▶ **Lavoro richiesto**:
1 > Secondo il testo su Franco Giraldi, in quale località nacque il regista?
2 > Riporta tutte le città in cui farà scalo la rassegna descritta nel testo su Franco Giraldi, indicando per ciascuna la sala.
3 > Prosegui il testo su Franco Giraldi a partire dalla sua ultima frase.

▶ **Sezione testo**:
Forse per via della sua vicenda personale, Franco Giraldi, regista nato nel 1931 a Comeno, vicino a Gorizia, da madre slovena di Trieste e padre italiano di Pirano, e morto a Trieste nel 2020, vittima del Covid, ebbe molto caro il tema della frontiera, con le sue implicazioni sull'identità e il senso di appartenenza. Esponente alto della cultura mitteleuropea, ha trasporto in immagini le pagine di Pier Antonio Quarantotti Gambini, Giani Stuparich e Franco Vegliani, di alcuni scrittori cioè come lui uomini e intellettuali di quel crocevia straordinario ma anche tormentato che sono state e in parte ancora rimangono le nostre terre. Dopo il successo degli spaghetti western e della commedia di costume, Giraldi ha infatti realizzato a partire dagli anni Settanta un trittico rimasto nella storia del cinema con il nome di "trilogia della frontiera" che comprende "La rosa rossa", "Un anno di scuola" e "La frontiera". Film che saranno ora riproposti in una rassegna itinerante che, da oggi a fine marzo, farà scalo a Pordenone (Cinemazero), Udine (Visionario), Trieste (al Cinema Ariston) e Gorizia (Kinemax). È il progetto "Franco Giraldi: raccontare la frontiera" , finanziato dalla Regione Friuli Venezia Giulia nell'ambito delle iniziative in vista dell'appuntamento di GO2025! Nova Gorica e Gorizia Capitale europea della cultura.

▶ **Dati**:
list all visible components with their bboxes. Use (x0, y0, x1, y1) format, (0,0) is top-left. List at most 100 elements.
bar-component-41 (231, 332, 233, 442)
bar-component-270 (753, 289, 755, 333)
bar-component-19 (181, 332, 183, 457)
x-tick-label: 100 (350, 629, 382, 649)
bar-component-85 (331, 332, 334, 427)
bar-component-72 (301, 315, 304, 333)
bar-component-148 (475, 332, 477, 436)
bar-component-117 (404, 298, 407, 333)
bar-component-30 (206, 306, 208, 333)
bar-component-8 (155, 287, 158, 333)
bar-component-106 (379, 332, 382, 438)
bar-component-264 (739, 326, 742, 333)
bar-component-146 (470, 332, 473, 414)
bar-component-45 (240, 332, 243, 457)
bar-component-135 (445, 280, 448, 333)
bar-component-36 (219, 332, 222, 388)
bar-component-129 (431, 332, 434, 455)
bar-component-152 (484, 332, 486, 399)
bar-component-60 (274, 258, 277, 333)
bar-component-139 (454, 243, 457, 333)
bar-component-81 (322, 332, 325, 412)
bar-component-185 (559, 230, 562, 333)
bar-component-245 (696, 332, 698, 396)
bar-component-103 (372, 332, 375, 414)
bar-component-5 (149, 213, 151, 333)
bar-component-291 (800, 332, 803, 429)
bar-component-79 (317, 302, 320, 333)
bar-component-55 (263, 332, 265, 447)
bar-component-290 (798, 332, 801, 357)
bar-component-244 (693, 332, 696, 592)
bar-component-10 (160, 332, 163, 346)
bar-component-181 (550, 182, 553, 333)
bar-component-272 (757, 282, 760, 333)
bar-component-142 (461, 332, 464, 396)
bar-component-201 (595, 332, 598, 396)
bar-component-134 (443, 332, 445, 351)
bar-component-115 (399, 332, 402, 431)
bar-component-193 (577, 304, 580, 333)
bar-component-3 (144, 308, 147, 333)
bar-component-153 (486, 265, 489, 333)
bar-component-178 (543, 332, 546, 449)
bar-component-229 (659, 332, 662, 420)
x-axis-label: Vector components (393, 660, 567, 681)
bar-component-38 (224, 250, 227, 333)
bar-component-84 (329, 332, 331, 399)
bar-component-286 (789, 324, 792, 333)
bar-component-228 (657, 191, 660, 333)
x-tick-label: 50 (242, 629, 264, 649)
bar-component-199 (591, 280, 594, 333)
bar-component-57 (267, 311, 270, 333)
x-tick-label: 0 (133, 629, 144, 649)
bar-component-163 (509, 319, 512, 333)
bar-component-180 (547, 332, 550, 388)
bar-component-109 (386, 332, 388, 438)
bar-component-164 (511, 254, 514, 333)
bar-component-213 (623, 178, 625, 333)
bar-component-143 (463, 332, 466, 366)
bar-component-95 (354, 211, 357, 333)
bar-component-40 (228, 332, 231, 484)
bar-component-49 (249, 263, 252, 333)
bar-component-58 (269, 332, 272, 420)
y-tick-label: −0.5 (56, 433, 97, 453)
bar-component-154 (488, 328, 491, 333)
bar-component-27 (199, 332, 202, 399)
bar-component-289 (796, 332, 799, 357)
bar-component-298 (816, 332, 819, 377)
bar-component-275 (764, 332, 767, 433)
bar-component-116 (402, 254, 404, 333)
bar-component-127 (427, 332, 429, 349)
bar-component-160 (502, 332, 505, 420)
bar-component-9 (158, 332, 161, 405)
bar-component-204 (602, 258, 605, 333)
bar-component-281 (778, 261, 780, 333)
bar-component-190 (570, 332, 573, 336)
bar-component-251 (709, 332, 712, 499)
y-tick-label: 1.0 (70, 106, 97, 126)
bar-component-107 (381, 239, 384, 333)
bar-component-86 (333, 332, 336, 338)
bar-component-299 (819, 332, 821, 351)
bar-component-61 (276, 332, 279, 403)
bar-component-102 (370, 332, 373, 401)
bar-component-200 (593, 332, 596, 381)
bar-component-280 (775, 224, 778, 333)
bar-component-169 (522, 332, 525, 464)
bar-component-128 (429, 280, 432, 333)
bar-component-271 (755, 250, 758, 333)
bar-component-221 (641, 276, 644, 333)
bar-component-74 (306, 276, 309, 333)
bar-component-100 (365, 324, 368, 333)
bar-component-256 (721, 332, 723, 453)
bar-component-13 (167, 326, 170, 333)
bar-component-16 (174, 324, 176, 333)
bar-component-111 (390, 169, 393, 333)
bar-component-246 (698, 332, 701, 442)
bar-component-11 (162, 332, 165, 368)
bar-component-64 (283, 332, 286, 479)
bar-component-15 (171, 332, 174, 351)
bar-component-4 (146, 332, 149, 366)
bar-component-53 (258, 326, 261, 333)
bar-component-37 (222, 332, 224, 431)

▶ **Elenco risposte**:
1 > A Comeno, vicino a Gorizia.

2 > Pordenone (Cinemazero), Udine (Visionario), Trieste (Cinema Ariston), Gorizia (Kinemax).

3 >
Le proiezioni, a ingresso libero, saranno introdotte da studiosi ed esperti del cinema di Franco Giraldi.
Il primo appuntamento, come detto, è con il film "La rosa rossa", tratto dal romanzo omonimo dello scrittore istriano Pier Antonio Quarantotti Gambini. Una storia intimista ambientata nella Capodistria appena diventata italiana, all'indomani della prima guerra mondiale. Il film, uscito nel 1974, fu girato a Rovigno, con alcune scene a Valle, Albona e Capodistria, ricostruendo sullo schermo quel "piccolo mondo antico" a cui Giraldi si rivolge con delicatezza, discrezione e senso di affetto.